··· Data extract
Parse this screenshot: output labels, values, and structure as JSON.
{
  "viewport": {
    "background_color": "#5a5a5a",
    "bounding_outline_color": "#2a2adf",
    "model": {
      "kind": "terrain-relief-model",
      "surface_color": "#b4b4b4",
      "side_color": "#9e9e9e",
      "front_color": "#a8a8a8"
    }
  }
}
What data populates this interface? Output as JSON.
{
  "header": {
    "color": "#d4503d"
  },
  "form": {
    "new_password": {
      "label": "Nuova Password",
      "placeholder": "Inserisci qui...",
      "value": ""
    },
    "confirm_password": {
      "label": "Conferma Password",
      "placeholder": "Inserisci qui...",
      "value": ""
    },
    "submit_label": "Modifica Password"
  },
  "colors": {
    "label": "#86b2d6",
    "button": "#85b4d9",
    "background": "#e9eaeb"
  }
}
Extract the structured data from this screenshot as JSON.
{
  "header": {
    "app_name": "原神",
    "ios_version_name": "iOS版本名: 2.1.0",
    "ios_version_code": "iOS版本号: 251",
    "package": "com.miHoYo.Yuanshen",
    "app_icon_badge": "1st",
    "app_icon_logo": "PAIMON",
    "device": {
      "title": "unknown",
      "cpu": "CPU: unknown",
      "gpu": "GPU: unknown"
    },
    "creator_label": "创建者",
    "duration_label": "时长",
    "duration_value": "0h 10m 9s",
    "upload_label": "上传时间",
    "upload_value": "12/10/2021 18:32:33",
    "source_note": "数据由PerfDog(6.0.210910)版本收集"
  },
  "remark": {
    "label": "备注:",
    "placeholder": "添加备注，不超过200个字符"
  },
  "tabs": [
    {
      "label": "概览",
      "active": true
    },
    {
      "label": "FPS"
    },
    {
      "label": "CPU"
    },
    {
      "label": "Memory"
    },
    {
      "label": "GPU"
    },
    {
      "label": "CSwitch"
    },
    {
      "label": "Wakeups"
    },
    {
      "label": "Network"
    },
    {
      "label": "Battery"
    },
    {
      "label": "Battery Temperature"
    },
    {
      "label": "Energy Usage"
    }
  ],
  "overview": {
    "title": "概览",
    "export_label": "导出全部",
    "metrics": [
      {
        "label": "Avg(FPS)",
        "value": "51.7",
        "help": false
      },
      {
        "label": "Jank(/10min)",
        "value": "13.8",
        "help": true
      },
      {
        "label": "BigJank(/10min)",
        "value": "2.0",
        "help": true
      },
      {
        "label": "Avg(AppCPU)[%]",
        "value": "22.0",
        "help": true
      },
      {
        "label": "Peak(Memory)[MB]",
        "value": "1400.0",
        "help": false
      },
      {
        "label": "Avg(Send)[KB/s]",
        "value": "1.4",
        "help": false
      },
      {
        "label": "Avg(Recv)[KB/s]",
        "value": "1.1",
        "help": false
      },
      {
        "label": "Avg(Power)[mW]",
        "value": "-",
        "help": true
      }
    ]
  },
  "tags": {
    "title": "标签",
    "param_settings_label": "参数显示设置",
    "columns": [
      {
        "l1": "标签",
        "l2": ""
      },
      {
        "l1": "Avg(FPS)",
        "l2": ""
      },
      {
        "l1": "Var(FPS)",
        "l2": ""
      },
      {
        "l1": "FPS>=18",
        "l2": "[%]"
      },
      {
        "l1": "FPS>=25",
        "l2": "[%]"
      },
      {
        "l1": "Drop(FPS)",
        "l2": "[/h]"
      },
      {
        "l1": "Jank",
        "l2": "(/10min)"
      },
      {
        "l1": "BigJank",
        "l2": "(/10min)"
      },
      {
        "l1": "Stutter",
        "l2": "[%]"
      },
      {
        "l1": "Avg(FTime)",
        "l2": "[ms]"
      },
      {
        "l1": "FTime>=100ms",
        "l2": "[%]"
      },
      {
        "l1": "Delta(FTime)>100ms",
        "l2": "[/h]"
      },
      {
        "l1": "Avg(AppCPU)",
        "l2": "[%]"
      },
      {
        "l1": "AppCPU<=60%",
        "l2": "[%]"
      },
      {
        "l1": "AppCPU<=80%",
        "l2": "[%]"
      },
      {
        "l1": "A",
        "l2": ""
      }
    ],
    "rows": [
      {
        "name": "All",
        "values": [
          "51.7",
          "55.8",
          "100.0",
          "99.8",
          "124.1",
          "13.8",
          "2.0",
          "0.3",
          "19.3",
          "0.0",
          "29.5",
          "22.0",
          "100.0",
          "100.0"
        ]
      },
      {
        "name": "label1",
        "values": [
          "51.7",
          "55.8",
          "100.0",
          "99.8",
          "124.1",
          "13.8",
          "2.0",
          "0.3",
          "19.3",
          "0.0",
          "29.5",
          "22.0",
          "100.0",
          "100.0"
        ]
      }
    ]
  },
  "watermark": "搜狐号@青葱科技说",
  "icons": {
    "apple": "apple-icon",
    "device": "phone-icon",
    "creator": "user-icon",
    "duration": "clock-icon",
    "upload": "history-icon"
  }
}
······
* Exercise requirements: Where a line holds "this", copy it out.

* Response to the exercise:
Parse this screenshot: output labels, values, and structure as JSON.
What data populates this interface? Output as JSON.
Extract the structured data from this screenshot as JSON.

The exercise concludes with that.